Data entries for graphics
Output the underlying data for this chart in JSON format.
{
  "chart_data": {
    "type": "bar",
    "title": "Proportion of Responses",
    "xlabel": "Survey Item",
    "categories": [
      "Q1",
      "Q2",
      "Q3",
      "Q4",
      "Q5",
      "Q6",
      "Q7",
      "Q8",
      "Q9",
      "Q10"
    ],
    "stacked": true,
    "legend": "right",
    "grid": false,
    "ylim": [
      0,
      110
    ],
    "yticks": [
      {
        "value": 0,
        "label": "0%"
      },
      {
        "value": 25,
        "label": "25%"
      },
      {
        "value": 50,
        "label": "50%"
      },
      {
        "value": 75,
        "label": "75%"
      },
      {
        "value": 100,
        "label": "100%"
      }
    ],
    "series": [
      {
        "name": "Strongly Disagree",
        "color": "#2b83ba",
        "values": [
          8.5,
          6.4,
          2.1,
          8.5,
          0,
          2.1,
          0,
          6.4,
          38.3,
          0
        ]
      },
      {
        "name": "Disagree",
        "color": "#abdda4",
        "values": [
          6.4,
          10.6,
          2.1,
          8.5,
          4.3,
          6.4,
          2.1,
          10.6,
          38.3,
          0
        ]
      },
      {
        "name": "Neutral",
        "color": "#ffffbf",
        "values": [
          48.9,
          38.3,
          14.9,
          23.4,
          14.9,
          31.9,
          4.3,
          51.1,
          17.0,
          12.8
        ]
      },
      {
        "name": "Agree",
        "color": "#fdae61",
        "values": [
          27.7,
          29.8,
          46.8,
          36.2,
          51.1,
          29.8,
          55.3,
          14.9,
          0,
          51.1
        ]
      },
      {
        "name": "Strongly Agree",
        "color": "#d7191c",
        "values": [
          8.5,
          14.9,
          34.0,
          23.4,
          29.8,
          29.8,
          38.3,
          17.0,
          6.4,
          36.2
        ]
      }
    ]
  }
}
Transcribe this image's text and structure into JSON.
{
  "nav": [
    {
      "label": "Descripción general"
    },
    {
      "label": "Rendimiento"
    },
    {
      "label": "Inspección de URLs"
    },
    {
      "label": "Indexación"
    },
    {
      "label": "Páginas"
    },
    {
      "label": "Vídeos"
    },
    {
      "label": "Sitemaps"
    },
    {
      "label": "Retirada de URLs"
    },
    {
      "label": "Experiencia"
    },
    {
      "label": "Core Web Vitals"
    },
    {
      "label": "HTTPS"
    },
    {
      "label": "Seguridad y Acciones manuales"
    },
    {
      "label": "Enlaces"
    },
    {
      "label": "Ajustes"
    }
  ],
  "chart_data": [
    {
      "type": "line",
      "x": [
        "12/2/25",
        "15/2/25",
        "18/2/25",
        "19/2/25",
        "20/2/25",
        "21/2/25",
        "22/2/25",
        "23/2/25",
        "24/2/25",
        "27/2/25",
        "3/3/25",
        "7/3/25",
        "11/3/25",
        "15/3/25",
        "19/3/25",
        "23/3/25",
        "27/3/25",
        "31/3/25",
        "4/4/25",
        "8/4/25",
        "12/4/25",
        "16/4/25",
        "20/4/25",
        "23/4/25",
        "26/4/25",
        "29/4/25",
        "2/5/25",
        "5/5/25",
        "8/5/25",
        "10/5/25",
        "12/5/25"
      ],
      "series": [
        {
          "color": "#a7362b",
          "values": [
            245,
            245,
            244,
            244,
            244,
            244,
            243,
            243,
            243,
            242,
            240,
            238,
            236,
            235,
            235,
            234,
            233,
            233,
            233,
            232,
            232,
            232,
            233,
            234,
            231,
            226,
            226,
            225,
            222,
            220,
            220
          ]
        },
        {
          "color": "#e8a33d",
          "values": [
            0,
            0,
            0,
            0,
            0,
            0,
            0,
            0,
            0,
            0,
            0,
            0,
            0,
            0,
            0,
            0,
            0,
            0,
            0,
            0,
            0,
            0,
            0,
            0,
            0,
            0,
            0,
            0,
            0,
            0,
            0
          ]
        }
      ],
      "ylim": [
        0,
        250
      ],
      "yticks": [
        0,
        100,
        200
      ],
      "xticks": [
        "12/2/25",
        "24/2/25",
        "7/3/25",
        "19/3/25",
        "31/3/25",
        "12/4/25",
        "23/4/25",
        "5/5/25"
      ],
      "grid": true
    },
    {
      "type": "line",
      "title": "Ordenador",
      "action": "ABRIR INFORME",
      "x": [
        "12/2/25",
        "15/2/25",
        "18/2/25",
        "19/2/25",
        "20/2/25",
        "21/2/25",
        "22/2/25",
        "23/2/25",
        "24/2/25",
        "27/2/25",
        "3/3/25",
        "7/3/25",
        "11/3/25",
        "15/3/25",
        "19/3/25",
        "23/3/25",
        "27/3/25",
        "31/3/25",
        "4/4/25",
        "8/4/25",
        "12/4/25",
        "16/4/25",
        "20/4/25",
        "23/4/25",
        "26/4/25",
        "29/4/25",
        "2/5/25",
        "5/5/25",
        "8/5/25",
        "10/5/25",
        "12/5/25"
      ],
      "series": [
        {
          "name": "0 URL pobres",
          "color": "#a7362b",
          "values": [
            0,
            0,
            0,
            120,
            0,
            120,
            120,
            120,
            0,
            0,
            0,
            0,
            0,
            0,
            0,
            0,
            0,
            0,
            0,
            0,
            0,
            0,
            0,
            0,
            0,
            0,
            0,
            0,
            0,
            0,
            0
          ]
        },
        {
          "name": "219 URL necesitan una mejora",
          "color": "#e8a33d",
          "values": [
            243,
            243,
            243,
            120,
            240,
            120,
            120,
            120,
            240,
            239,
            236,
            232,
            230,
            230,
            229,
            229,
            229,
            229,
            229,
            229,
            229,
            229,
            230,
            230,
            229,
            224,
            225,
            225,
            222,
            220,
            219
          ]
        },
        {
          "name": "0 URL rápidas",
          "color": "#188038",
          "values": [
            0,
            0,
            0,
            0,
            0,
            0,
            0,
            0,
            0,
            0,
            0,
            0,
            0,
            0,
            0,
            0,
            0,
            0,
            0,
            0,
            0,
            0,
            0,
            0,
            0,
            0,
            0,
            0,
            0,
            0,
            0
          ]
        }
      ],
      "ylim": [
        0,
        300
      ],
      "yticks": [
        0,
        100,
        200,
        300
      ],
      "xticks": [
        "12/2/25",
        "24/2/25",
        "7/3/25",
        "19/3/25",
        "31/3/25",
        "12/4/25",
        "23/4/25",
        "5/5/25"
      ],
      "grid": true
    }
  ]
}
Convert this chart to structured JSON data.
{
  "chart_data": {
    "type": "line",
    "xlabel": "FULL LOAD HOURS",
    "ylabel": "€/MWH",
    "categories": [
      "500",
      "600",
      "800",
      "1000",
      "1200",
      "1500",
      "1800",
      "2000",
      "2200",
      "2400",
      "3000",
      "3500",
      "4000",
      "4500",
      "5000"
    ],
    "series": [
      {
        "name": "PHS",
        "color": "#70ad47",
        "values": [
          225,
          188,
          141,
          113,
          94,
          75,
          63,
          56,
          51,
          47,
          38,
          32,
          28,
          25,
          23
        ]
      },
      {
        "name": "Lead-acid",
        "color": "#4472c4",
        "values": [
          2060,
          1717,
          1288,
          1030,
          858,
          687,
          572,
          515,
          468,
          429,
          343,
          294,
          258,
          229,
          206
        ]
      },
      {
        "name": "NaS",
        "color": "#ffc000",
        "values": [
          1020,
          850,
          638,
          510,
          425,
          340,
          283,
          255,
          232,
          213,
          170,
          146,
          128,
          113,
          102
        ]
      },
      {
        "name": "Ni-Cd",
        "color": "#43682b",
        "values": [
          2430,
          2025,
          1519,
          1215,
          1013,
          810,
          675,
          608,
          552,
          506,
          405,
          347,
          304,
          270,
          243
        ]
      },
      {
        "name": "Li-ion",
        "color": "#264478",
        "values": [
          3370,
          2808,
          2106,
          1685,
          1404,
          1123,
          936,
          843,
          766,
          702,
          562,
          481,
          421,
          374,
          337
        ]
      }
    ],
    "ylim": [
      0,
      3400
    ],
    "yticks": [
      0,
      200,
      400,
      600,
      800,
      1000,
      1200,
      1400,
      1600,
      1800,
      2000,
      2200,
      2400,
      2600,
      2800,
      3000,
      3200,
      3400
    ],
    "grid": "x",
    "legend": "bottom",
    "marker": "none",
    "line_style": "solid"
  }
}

## Task
Scan the records above for the string "Disagree", then report every line that contains it.

## Reply to the task
        "name": "Strongly Disagree",
        "name": "Disagree",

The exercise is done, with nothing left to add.